作業内容:
• a. 次の記述(i)〜(iii)がそれぞれ抜粋本文と一致するかを「はい」または「いいえ」で判定し、判定の決め手となる本文の語句を一字一句そのまま引用せよ。
(i) マレーシアは昨年6月に消費税を廃止した。
(ii) 生後5カ月の乳児はヤキモチを焼かない。
(iii) ヤキモチには心理学的に異なる三つの感情が存在する。
• b. 記録の先頭行から「forecast-ribbon-20 xyxy=(2145,301,2487,329)」を含む行まで(両端を含む)を、1行を1要素とするJSON文字列リストとして示せ。空行は除くこと。

最近の記者会見で、立憲の若手が「消費税廃止」を訴える「れいわ新選組」の山本太郎代表と一緒に(昨年6月に消費税を廃止した)マレーシアを視察した件で、枝野さんは「(マレーシアは)消費税を廃止したけど失敗した国ですよね」と冷笑した。

驚きである。野党第1党の代表としては、若手の「研究熱心」を自慢するのが普通だが......若手のマレーシア視察は「消費税減税」で野党結集を進める狙いだったのに、冷たく「消費税ゼロの国は失敗!」と言い放つ。

参議院選で一躍「人気者」になった山本太郎にヤキモチを焼いている!としか思えない。

この枝野発言で「消費税減税で野党共闘」は怪しくなった。

   ×  ×  ×

人間、誰でもヤキモチを焼く。生後5カ月の乳児でもヤキモチを焼く。でも子供と違って「大人のヤキモチ」は複雑だ。

ヤキモチには「嫉妬(jealousy)」と「羨望(envy)」という心理学的に異なる二つの感情が存在する。

提供資料:
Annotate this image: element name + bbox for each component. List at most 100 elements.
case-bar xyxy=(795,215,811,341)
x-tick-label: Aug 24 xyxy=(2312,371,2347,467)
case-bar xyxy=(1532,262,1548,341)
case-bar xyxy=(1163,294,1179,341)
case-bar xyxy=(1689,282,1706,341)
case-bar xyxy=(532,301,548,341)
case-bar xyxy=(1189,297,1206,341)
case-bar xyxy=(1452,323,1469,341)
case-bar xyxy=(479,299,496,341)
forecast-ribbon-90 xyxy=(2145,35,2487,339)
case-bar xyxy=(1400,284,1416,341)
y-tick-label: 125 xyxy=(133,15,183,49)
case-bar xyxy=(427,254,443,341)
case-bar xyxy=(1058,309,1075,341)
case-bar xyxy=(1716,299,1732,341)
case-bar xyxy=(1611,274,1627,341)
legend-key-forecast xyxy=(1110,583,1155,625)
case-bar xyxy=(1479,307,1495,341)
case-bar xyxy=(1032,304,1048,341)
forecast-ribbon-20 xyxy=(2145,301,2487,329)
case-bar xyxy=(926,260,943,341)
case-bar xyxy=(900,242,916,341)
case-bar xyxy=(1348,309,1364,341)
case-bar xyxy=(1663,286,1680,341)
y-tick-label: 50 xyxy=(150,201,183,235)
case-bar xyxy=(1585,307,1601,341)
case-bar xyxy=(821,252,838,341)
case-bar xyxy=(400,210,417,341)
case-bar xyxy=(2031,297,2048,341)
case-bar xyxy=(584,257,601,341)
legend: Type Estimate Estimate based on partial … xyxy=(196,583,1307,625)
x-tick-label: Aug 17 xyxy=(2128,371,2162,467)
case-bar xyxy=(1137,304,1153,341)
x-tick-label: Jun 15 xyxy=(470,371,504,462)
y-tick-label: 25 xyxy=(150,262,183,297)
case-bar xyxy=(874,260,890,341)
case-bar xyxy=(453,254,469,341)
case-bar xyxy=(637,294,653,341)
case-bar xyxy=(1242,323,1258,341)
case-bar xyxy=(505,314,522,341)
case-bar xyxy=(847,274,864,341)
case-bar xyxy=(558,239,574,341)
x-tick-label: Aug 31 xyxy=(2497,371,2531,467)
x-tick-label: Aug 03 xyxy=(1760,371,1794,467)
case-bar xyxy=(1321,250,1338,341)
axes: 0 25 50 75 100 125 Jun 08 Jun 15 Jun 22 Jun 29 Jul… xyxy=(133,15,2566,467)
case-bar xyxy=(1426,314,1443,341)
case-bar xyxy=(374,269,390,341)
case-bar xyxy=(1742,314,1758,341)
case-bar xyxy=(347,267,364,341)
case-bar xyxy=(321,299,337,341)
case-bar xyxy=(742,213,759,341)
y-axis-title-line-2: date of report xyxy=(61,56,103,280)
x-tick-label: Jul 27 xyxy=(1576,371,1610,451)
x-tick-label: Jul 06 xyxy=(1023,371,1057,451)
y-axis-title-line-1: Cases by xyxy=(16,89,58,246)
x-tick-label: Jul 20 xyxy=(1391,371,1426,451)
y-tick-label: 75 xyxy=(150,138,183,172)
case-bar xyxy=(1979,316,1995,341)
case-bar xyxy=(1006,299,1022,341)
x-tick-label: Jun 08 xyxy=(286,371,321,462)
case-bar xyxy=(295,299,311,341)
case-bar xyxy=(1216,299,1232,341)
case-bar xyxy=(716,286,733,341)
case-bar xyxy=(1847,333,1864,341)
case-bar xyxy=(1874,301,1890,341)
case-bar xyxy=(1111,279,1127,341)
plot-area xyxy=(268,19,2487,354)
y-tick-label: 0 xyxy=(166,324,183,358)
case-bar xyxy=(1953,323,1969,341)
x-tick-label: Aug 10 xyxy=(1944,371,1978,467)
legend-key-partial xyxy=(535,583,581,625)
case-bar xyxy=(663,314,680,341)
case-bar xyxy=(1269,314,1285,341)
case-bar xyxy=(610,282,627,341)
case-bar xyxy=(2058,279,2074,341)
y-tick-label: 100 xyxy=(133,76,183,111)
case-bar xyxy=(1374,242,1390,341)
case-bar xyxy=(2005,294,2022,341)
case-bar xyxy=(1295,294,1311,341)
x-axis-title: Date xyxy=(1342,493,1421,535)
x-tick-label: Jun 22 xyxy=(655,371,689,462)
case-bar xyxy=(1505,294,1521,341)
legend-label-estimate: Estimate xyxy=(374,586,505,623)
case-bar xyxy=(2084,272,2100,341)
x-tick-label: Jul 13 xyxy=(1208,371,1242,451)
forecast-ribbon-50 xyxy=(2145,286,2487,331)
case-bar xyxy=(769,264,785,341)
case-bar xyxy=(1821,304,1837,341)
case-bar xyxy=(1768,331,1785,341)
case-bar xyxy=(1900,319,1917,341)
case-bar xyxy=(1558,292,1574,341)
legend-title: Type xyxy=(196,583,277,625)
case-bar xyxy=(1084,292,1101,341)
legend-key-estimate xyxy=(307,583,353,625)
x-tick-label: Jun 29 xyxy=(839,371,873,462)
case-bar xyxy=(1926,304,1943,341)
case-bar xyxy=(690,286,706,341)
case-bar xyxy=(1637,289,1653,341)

解答:
• a.
(i) はい:「(昨年6月に消費税を廃止した)マレーシア」
(ii) いいえ:「生後5カ月の乳児でもヤキモチを焼く。」
(iii) いいえ:「心理学的に異なる二つの感情が存在する」

• b.
[
  "Annotate this image: element name + bbox for each component. List at most 100 elements.",
  "case-bar xyxy=(795,215,811,341)",
  "x-tick-label: Aug 24 xyxy=(2312,371,2347,467)",
  "case-bar xyxy=(1532,262,1548,341)",
  "case-bar xyxy=(1163,294,1179,341)",
  "case-bar xyxy=(1689,282,1706,341)",
  "case-bar xyxy=(532,301,548,341)",
  "case-bar xyxy=(1189,297,1206,341)",
  "case-bar xyxy=(1452,323,1469,341)",
  "case-bar xyxy=(479,299,496,341)",
  "forecast-ribbon-90 xyxy=(2145,35,2487,339)",
  "case-bar xyxy=(1400,284,1416,341)",
  "y-tick-label: 125 xyxy=(133,15,183,49)",
  "case-bar xyxy=(427,254,443,341)",
  "case-bar xyxy=(1058,309,1075,341)",
  "case-bar xyxy=(1716,299,1732,341)",
  "case-bar xyxy=(1611,274,1627,341)",
  "legend-key-forecast xyxy=(1110,583,1155,625)",
  "case-bar xyxy=(1479,307,1495,341)",
  "case-bar xyxy=(1032,304,1048,341)",
  "forecast-ribbon-20 xyxy=(2145,301,2487,329)"
]